Wind Turbines Tutorial

Wind is a form of solar energy. Wind power all starts with the sun. When the sun heats up a certain area of land, the air around that land mass absorbs some of that heat. At a certain temperature, that hotter air begins to rise very quickly because a given volume of hot air is lighter than an equal volume of cooler air. 


Air Circulation

Faster-moving (hotter) air particles exert more pressure than slower-moving particles, so it takes fewer of them to maintain the normal air pressure at a given elevation When that lighter hot air suddenly rises, cooler air flows quickly in to fill the gap the hot air leaves behind. That air rushing in to fill the gap is wind.

If you place an object like a rotor blade in the path of that wind, the wind will push on it, transferring some of its own energy of motion to the blade. This is how a wind turbine captures energy from the wind.

Principles of Wind Power Plant

The terms wind energy or wind power describe the process by which the wind is used to generate mechanical power or electricity. Wind turbines convert the kinetic energy in the wind into mechanical power. This mechanical power can be used for specific tasks (such as grinding grain or pumping water) or a generator can convert this mechanical power into electricity.

- **Stored data**:
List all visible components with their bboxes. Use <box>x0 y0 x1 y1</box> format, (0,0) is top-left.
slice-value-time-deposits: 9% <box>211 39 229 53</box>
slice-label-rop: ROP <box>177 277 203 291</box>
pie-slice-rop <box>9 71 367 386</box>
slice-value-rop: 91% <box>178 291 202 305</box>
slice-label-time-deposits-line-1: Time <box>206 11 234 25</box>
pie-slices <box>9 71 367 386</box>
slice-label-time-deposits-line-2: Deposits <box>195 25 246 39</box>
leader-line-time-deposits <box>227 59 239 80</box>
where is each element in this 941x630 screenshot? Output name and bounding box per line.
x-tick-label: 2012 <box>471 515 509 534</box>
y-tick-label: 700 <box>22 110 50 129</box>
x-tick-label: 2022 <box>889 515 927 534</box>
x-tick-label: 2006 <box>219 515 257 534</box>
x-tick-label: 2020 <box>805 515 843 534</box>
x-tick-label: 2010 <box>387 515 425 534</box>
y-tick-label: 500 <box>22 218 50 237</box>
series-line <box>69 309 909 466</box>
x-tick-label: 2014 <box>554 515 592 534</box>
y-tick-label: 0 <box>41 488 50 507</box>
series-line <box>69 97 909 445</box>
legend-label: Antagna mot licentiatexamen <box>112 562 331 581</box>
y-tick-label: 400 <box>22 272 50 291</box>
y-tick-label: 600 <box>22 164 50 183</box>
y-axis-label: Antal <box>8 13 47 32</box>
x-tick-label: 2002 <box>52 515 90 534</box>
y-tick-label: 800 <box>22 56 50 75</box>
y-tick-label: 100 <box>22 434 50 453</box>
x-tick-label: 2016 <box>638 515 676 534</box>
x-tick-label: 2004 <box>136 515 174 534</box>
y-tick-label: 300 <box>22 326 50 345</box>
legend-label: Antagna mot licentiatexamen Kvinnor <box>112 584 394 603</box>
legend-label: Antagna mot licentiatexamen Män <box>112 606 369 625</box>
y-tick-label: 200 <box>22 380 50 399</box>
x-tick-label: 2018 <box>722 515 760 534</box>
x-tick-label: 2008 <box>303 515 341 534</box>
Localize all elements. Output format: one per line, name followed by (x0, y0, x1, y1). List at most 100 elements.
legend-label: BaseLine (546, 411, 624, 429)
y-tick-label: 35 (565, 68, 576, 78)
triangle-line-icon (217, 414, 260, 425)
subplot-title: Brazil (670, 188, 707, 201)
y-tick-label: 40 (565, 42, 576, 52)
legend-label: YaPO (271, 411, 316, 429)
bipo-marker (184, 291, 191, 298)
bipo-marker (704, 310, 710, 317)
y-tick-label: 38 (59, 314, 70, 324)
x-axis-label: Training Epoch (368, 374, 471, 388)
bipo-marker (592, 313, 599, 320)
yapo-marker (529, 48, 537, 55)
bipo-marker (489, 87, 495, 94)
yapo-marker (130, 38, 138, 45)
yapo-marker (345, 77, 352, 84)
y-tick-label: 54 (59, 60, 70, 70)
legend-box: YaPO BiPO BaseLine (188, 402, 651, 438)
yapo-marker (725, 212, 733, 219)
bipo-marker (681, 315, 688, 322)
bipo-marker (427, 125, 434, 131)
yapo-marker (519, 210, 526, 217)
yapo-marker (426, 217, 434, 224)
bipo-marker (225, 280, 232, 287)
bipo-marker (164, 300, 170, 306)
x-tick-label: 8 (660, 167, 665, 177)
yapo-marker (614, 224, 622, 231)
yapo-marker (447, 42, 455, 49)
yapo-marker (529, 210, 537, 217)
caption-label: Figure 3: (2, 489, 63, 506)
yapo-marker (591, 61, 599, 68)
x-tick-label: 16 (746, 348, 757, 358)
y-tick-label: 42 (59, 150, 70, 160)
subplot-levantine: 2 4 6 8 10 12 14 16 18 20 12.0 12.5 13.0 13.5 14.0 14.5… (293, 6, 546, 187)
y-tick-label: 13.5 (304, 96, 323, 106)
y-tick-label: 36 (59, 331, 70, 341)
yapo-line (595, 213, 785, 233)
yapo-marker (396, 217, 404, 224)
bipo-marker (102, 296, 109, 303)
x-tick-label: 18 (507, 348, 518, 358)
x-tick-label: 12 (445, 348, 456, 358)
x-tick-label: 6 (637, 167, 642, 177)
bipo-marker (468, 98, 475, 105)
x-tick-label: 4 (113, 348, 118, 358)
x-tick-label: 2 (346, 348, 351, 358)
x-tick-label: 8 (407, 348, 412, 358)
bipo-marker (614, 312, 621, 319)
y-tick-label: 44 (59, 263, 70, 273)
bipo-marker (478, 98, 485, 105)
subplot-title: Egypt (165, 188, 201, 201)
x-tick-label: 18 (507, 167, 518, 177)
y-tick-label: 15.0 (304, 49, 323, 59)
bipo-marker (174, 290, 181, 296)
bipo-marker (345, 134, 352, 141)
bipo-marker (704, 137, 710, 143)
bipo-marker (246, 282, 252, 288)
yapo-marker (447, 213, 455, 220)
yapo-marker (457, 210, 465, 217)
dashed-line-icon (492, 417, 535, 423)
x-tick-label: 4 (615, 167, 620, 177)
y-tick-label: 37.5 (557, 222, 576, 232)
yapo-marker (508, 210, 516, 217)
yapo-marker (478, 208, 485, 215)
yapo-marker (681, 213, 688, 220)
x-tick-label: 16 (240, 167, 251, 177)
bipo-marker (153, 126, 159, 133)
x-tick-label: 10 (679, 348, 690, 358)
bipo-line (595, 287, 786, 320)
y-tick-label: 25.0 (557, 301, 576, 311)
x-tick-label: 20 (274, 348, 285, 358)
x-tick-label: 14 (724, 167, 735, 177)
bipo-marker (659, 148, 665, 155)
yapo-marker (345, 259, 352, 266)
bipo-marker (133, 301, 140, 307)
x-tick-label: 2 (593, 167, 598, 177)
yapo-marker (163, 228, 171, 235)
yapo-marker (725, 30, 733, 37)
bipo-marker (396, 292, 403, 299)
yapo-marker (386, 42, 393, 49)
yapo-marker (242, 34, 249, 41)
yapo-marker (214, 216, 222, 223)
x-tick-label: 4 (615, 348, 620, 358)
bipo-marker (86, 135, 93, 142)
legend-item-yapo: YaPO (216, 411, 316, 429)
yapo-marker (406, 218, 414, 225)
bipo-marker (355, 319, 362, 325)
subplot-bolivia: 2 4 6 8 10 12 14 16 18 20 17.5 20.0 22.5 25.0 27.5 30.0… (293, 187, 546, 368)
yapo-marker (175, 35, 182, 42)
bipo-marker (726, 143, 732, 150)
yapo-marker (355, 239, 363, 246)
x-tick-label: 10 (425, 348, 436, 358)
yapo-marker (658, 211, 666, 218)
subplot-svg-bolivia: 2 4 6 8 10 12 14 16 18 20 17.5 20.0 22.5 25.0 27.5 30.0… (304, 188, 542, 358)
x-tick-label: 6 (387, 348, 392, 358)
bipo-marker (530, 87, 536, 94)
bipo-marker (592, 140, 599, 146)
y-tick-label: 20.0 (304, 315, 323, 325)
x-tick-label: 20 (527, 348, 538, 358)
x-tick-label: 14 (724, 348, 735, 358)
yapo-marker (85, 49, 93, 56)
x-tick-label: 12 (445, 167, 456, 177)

- **Tasks for this exercise**:
• 1. From the wind turbines tutorial, copy out the part that opens with the words containing "If you place" and closes with "from the wind.".
• 2. Answer these questions using the wind turbines tutorial:
(a) What form of energy is wind said to be?
(b) What fills the gap left when lighter hot air rises?
(c) What two specific tasks are given as uses for mechanical power from the wind?
• 3. Summarize the wind turbines tutorial in two sentences.

- **Per-task answers**:
• 1.
If you place an object like a rotor blade in the path of that wind, the wind will push on it, transferring some of its own energy of motion to the blade. This is how a wind turbine captures energy from the wind.

• 2.
(a) Solar energy.
(b) Cooler air flows in to fill it.
(c) Grinding grain and pumping water.

• 3. Wind is a form of solar energy: when the sun heats an area of land, the hotter air rises, and the cooler air that rushes in to fill the gap is wind. A wind turbine captures this energy when the wind pushes on its rotor blades, converting the wind's kinetic energy into mechanical power that can be used for tasks such as grinding grain or pumping water, or turned into electricity by a generator.